Task objective.
Output every row from the line containing "symptom text: Mood" down to the line containing "cards row 1: as", both included, reproducing each one verbatim.

Data in this exercise.
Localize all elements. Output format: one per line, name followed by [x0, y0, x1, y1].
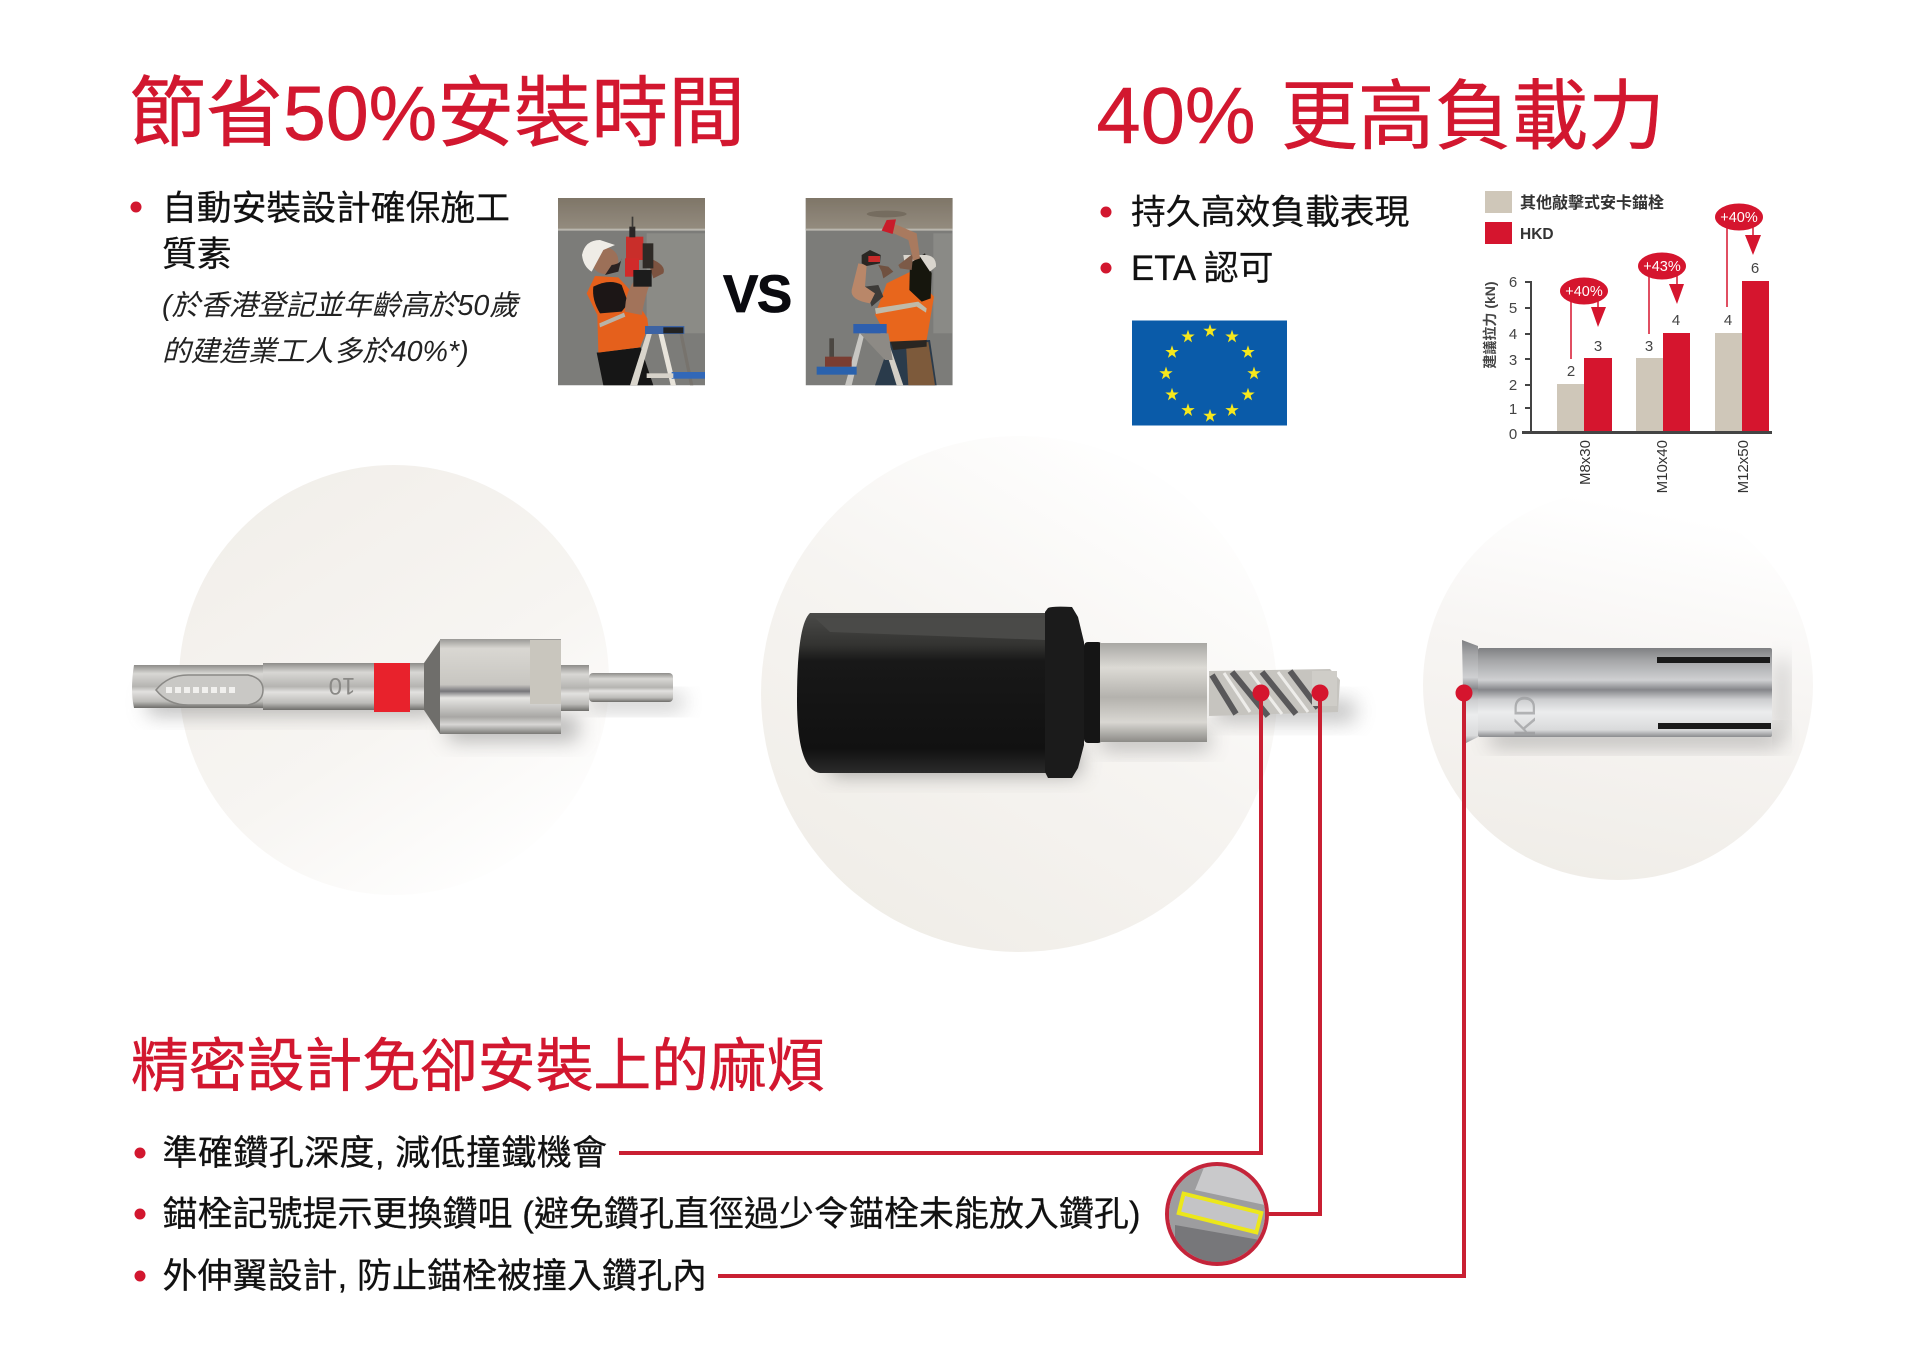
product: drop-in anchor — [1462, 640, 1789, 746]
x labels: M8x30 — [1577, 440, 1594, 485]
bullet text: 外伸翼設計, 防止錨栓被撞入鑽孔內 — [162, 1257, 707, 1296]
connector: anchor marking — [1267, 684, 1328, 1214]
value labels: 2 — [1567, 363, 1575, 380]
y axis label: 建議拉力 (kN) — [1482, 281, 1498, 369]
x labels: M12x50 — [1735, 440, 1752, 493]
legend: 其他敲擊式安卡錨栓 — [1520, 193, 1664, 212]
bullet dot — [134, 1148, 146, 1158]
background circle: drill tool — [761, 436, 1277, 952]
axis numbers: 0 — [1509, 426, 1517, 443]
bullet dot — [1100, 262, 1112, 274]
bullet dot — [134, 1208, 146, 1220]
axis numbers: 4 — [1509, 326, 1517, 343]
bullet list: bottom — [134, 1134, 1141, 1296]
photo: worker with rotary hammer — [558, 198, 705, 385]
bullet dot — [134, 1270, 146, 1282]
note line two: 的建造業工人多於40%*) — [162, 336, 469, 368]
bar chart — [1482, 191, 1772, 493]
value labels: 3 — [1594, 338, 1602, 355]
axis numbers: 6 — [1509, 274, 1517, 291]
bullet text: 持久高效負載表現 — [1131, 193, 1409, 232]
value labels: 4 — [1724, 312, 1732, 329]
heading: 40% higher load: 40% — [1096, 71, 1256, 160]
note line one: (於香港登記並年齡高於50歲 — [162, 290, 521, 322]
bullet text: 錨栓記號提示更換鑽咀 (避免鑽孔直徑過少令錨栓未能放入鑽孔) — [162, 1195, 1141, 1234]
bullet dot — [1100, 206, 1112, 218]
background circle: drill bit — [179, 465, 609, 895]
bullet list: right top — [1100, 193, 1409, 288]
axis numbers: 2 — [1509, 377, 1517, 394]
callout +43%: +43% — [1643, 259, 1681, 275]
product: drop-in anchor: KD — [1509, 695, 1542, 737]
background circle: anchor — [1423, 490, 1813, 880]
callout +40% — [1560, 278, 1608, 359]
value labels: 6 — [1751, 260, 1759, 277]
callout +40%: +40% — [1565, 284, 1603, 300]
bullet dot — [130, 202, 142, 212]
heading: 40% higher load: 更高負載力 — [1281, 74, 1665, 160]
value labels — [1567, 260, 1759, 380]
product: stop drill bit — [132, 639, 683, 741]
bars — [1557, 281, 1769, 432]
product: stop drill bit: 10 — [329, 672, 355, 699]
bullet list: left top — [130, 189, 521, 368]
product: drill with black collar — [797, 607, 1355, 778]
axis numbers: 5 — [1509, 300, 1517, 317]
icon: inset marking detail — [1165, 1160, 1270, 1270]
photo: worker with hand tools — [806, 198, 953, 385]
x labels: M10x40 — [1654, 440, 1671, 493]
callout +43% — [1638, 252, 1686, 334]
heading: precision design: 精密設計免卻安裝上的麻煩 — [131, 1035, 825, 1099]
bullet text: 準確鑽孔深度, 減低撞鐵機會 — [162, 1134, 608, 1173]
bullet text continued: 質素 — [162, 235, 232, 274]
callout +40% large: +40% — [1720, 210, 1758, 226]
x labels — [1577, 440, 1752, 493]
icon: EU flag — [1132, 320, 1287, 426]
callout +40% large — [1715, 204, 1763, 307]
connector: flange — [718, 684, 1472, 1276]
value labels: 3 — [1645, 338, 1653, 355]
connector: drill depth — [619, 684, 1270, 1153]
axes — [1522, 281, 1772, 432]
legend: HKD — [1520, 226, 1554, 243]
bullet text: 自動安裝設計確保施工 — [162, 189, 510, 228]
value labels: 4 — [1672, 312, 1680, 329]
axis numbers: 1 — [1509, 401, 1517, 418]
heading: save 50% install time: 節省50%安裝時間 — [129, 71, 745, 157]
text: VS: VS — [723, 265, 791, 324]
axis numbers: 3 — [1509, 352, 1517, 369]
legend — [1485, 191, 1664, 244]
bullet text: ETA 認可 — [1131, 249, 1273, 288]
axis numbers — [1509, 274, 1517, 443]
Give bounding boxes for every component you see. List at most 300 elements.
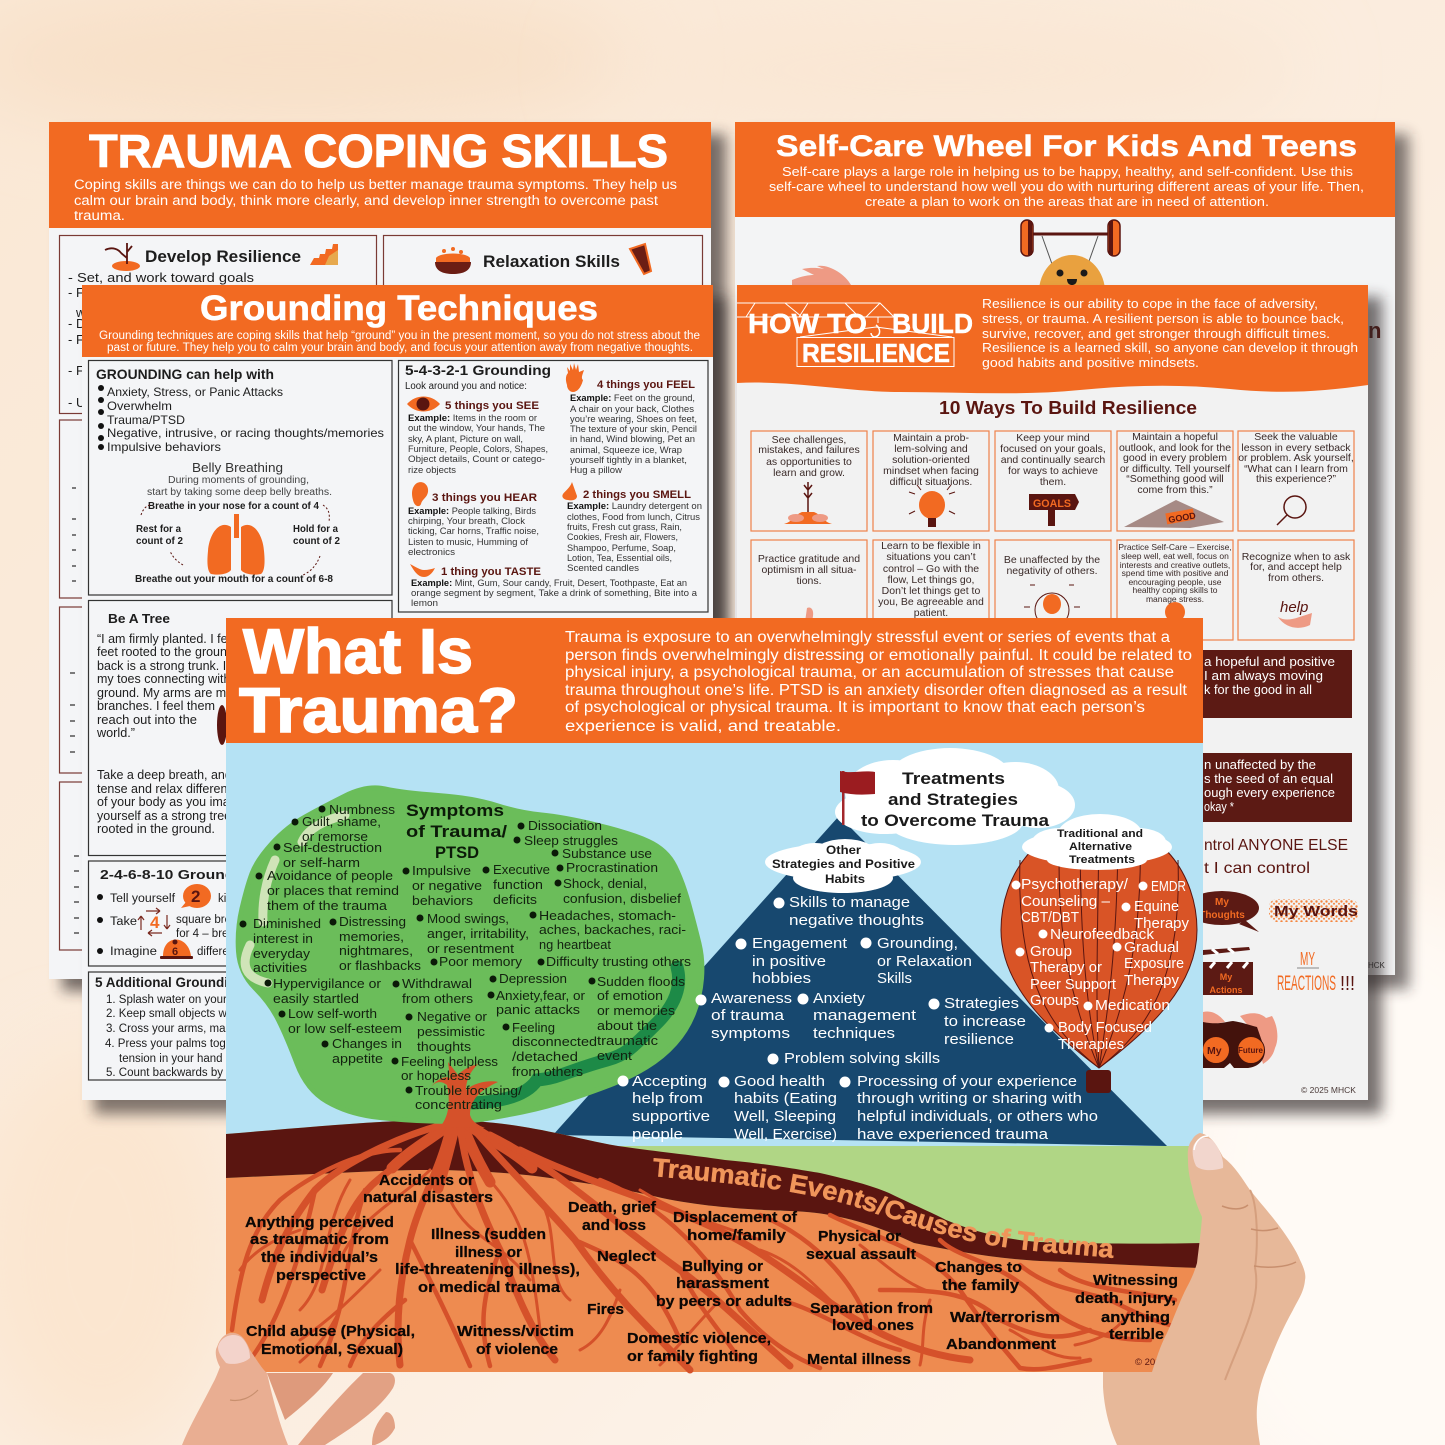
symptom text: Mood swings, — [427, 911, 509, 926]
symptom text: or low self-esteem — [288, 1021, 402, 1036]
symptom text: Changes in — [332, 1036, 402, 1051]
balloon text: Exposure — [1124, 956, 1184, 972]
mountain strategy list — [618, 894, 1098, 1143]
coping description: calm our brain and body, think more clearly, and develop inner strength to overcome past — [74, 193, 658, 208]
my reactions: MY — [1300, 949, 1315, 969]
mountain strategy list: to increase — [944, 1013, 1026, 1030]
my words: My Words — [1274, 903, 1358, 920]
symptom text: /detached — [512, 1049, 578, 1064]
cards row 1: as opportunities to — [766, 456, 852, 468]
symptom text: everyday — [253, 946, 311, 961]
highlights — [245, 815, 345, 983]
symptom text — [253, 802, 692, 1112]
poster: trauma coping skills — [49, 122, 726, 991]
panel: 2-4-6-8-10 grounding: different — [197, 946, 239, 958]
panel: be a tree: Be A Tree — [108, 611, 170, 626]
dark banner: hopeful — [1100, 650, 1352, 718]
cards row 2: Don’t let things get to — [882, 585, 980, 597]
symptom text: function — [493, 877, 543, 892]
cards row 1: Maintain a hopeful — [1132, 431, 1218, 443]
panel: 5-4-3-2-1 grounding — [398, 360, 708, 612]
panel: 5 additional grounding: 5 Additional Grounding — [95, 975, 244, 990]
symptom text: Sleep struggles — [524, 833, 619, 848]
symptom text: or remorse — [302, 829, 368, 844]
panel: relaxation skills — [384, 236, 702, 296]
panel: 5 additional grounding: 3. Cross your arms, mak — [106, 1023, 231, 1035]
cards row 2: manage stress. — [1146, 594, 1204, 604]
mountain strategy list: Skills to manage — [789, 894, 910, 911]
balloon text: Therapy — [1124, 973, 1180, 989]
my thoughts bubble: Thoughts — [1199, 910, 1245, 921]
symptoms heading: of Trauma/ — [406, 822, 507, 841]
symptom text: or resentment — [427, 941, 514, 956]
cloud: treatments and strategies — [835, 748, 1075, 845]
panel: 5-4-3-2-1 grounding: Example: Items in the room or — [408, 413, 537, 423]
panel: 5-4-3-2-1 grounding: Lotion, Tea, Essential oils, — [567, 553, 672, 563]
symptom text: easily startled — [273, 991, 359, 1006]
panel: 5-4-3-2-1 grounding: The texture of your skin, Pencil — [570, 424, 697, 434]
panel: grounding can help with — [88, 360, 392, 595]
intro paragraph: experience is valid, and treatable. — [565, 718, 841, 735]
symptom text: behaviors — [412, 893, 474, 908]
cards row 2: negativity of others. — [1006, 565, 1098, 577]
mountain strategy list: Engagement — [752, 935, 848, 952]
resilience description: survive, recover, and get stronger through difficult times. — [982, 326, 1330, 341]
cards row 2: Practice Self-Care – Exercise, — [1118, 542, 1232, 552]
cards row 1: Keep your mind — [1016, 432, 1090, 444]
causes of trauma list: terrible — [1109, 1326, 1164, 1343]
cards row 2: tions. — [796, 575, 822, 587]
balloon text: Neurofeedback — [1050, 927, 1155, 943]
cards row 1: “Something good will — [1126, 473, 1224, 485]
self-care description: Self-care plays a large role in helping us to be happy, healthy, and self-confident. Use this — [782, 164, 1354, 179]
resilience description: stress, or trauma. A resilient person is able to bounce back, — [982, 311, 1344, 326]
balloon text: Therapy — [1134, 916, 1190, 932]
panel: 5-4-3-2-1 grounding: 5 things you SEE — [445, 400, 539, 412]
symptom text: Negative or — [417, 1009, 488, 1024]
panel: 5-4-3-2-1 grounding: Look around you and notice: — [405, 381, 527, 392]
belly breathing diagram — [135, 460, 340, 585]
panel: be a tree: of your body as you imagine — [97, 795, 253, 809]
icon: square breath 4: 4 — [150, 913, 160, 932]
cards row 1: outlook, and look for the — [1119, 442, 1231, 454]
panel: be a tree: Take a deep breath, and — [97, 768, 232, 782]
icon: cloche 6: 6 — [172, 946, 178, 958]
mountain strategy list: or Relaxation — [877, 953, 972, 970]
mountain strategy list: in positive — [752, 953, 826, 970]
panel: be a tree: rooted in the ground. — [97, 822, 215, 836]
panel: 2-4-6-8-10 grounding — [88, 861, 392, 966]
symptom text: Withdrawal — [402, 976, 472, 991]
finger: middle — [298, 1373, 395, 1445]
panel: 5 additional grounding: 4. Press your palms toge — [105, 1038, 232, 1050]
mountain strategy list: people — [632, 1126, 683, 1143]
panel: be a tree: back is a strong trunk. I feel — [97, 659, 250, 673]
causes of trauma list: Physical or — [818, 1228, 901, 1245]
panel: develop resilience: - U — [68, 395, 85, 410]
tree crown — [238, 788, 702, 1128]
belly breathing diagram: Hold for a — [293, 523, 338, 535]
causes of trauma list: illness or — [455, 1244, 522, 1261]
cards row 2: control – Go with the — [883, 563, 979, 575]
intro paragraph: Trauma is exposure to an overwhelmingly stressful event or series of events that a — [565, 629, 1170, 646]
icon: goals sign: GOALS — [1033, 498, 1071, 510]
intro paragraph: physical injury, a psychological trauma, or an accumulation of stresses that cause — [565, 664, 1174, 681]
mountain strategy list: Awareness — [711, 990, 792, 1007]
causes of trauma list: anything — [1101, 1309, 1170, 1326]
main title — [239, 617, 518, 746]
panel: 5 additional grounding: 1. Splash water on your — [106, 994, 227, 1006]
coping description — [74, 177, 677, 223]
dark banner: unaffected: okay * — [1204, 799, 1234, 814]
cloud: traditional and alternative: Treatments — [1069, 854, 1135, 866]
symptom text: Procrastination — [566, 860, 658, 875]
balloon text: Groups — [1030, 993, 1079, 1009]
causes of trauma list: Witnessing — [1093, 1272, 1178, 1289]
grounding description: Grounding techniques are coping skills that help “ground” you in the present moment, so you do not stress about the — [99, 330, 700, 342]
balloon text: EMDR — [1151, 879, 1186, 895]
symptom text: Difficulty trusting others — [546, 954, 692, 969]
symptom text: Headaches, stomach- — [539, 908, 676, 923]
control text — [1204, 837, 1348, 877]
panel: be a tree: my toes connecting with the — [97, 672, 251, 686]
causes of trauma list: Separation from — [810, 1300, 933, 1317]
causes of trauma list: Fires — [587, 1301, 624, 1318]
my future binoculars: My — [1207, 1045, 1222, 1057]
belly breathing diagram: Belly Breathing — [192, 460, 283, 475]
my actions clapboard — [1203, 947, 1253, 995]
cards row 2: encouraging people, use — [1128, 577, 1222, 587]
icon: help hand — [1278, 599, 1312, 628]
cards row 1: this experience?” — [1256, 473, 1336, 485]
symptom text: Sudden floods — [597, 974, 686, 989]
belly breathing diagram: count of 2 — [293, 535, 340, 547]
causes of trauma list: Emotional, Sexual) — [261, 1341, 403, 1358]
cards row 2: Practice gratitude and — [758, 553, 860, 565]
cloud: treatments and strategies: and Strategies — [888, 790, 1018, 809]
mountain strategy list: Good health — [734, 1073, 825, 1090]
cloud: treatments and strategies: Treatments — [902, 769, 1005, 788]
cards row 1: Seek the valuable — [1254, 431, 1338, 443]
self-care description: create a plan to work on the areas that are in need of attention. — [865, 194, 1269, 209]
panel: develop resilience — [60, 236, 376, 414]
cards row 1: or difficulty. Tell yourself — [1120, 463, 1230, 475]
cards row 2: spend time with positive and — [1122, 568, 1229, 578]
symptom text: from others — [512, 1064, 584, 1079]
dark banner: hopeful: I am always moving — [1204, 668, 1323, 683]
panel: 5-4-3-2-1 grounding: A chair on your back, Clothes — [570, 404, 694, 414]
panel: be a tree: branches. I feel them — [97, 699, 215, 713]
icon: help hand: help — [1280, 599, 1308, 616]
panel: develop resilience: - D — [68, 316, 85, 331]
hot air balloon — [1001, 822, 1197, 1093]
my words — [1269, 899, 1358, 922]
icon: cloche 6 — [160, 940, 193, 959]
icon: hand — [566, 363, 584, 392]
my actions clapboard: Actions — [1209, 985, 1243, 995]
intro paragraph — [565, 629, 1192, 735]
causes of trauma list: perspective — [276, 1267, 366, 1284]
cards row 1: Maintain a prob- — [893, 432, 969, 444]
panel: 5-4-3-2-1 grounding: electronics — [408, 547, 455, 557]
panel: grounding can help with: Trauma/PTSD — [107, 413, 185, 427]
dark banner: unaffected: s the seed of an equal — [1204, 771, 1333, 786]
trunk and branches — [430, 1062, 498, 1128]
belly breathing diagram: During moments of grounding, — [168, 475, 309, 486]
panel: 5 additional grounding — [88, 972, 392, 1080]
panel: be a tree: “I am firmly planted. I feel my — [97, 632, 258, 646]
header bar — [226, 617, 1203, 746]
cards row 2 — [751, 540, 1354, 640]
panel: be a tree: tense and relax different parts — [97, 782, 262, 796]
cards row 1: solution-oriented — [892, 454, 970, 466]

The solution.
symptom text: Mood swings, — [427, 911, 509, 926]
symptom text: or low self-esteem — [288, 1021, 402, 1036]
symptom text: Changes in — [332, 1036, 402, 1051]
balloon text: Exposure — [1124, 956, 1184, 972]
mountain strategy list — [618, 894, 1098, 1143]
coping description: calm our brain and body, think more clearly, and develop inner strength to overcome past — [74, 193, 658, 208]
my reactions: MY — [1300, 949, 1315, 969]
mountain strategy list: to increase — [944, 1013, 1026, 1030]
my words: My Words — [1274, 903, 1358, 920]
symptom text: /detached — [512, 1049, 578, 1064]
cards row 1: as opportunities to — [766, 456, 852, 468]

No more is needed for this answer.